§ REQUIREMENT: Each record below should be repeated precisely as written.

[Figure content listings]
start

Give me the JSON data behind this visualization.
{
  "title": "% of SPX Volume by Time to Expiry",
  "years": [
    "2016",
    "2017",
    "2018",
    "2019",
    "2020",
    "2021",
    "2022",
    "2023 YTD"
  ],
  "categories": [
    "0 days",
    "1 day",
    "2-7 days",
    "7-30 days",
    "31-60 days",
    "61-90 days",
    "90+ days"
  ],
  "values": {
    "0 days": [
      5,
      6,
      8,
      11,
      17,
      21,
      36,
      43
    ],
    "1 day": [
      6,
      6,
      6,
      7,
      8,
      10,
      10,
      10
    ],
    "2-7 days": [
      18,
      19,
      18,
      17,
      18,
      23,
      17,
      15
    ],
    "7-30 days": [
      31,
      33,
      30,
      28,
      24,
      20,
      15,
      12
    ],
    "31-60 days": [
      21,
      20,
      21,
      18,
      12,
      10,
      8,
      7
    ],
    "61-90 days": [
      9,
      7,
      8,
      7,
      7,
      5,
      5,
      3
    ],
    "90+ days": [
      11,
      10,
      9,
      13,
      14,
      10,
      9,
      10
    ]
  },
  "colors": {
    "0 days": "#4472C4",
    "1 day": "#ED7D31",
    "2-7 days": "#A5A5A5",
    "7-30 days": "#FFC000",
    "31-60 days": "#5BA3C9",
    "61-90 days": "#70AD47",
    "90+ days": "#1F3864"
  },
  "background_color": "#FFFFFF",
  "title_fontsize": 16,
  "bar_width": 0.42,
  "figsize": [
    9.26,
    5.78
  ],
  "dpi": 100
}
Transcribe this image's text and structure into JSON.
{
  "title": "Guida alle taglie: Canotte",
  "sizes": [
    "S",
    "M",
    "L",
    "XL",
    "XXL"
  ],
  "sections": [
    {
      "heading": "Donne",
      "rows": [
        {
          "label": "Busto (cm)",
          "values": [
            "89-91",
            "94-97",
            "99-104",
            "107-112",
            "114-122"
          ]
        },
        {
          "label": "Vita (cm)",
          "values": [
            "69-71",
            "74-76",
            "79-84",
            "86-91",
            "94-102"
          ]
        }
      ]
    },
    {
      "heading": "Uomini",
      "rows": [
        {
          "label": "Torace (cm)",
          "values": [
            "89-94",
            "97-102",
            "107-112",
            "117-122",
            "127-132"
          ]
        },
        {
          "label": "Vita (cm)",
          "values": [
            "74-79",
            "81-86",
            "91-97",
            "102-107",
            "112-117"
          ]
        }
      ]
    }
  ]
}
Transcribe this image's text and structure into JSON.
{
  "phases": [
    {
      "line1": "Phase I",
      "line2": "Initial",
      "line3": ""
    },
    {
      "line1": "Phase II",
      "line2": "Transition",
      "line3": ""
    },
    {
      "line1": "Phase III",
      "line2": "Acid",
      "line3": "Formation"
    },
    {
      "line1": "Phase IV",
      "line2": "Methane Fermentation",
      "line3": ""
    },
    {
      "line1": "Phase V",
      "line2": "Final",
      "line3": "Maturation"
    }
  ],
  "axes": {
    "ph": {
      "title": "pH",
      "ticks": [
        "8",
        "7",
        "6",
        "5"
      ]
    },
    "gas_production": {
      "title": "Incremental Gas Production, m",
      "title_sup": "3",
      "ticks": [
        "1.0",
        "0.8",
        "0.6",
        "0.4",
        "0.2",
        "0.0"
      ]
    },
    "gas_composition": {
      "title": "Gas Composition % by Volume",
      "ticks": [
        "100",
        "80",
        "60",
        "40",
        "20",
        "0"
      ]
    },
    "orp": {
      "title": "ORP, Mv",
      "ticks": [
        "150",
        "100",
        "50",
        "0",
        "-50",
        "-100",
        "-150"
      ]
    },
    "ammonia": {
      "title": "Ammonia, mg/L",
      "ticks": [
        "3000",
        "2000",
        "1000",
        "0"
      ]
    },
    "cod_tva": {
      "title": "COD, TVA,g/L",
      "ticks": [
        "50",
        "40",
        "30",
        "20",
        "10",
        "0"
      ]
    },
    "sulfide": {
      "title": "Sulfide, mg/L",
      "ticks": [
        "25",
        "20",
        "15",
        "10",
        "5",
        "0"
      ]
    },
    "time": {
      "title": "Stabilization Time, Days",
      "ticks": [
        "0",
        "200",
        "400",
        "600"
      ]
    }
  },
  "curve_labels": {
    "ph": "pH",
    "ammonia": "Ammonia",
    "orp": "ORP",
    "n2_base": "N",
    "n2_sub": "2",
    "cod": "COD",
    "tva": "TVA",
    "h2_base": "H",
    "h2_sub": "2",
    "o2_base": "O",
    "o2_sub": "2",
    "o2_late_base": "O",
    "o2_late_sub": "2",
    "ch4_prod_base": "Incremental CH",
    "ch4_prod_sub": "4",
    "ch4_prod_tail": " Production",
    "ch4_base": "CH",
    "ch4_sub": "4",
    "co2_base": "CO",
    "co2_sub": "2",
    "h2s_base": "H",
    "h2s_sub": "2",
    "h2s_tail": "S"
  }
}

end

§ ANSWER FOR THE TASK:
Give me the JSON data behind this visualization.
{
  "title": "% of SPX Volume by Time to Expiry",
  "years": [
    "2016",
    "2017",
    "2018",
    "2019",
    "2020",
    "2021",
    "2022",
    "2023 YTD"
  ],
  "categories": [
    "0 days",
    "1 day",
    "2-7 days",
    "7-30 days",
    "31-60 days",
    "61-90 days",
    "90+ days"
  ],
  "values": {
    "0 days": [
      5,
      6,
      8,
      11,
      17,
      21,
      36,
      43
    ],
    "1 day": [
      6,
      6,
      6,
      7,
      8,
      10,
      10,
      10
    ],
    "2-7 days": [
      18,
      19,
      18,
      17,
      18,
      23,
      17,
      15
    ],
    "7-30 days": [
      31,
      33,
      30,
      28,
      24,
      20,
      15,
      12
    ],
    "31-60 days": [
      21,
      20,
      21,
      18,
      12,
      10,
      8,
      7
    ],
    "61-90 days": [
      9,
      7,
      8,
      7,
      7,
      5,
      5,
      3
    ],
    "90+ days": [
      11,
      10,
      9,
      13,
      14,
      10,
      9,
      10
    ]
  },
  "colors": {
    "0 days": "#4472C4",
    "1 day": "#ED7D31",
    "2-7 days": "#A5A5A5",
    "7-30 days": "#FFC000",
    "31-60 days": "#5BA3C9",
    "61-90 days": "#70AD47",
    "90+ days": "#1F3864"
  },
  "background_color": "#FFFFFF",
  "title_fontsize": 16,
  "bar_width": 0.42,
  "figsize": [
    9.26,
    5.78
  ],
  "dpi": 100
}
Transcribe this image's text and structure into JSON.
{
  "title": "Guida alle taglie: Canotte",
  "sizes": [
    "S",
    "M",
    "L",
    "XL",
    "XXL"
  ],
  "sections": [
    {
      "heading": "Donne",
      "rows": [
        {
          "label": "Busto (cm)",
          "values": [
            "89-91",
            "94-97",
            "99-104",
            "107-112",
            "114-122"
          ]
        },
        {
          "label": "Vita (cm)",
          "values": [
            "69-71",
            "74-76",
            "79-84",
            "86-91",
            "94-102"
          ]
        }
      ]
    },
    {
      "heading": "Uomini",
      "rows": [
        {
          "label": "Torace (cm)",
          "values": [
            "89-94",
            "97-102",
            "107-112",
            "117-122",
            "127-132"
          ]
        },
        {
          "label": "Vita (cm)",
          "values": [
            "74-79",
            "81-86",
            "91-97",
            "102-107",
            "112-117"
          ]
        }
      ]
    }
  ]
}
Transcribe this image's text and structure into JSON.
{
  "phases": [
    {
      "line1": "Phase I",
      "line2": "Initial",
      "line3": ""
    },
    {
      "line1": "Phase II",
      "line2": "Transition",
      "line3": ""
    },
    {
      "line1": "Phase III",
      "line2": "Acid",
      "line3": "Formation"
    },
    {
      "line1": "Phase IV",
      "line2": "Methane Fermentation",
      "line3": ""
    },
    {
      "line1": "Phase V",
      "line2": "Final",
      "line3": "Maturation"
    }
  ],
  "axes": {
    "ph": {
      "title": "pH",
      "ticks": [
        "8",
        "7",
        "6",
        "5"
      ]
    },
    "gas_production": {
      "title": "Incremental Gas Production, m",
      "title_sup": "3",
      "ticks": [
        "1.0",
        "0.8",
        "0.6",
        "0.4",
        "0.2",
        "0.0"
      ]
    },
    "gas_composition": {
      "title": "Gas Composition % by Volume",
      "ticks": [
        "100",
        "80",
        "60",
        "40",
        "20",
        "0"
      ]
    },
    "orp": {
      "title": "ORP, Mv",
      "ticks": [
        "150",
        "100",
        "50",
        "0",
        "-50",
        "-100",
        "-150"
      ]
    },
    "ammonia": {
      "title": "Ammonia, mg/L",
      "ticks": [
        "3000",
        "2000",
        "1000",
        "0"
      ]
    },
    "cod_tva": {
      "title": "COD, TVA,g/L",
      "ticks": [
        "50",
        "40",
        "30",
        "20",
        "10",
        "0"
      ]
    },
    "sulfide": {
      "title": "Sulfide, mg/L",
      "ticks": [
        "25",
        "20",
        "15",
        "10",
        "5",
        "0"
      ]
    },
    "time": {
      "title": "Stabilization Time, Days",
      "ticks": [
        "0",
        "200",
        "400",
        "600"
      ]
    }
  },
  "curve_labels": {
    "ph": "pH",
    "ammonia": "Ammonia",
    "orp": "ORP",
    "n2_base": "N",
    "n2_sub": "2",
    "cod": "COD",
    "tva": "TVA",
    "h2_base": "H",
    "h2_sub": "2",
    "o2_base": "O",
    "o2_sub": "2",
    "o2_late_base": "O",
    "o2_late_sub": "2",
    "ch4_prod_base": "Incremental CH",
    "ch4_prod_sub": "4",
    "ch4_prod_tail": " Production",
    "ch4_base": "CH",
    "ch4_sub": "4",
    "co2_base": "CO",
    "co2_sub": "2",
    "h2s_base": "H",
    "h2s_sub": "2",
    "h2s_tail": "S"
  }
}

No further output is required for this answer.